WRITTEN REQUEST =
From the entries below, gather every line containing the string "扶贫事业机构".

Data excerpts
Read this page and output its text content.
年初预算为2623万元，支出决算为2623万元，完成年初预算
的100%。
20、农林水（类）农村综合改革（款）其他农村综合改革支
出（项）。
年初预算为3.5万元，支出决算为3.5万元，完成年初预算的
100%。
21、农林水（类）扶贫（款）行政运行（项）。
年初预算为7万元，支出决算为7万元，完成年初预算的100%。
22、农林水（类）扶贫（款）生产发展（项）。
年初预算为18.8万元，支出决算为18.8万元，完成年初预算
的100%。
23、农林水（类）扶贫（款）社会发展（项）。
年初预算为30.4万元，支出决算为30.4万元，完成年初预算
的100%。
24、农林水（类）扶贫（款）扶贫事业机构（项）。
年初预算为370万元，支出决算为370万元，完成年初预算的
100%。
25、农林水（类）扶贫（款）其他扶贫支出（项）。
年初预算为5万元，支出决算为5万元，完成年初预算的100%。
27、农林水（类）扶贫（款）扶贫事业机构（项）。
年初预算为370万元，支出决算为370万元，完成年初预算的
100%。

FINAL RESULT =
24、农林水（类）扶贫（款）扶贫事业机构（项）。
27、农林水（类）扶贫（款）扶贫事业机构（项）。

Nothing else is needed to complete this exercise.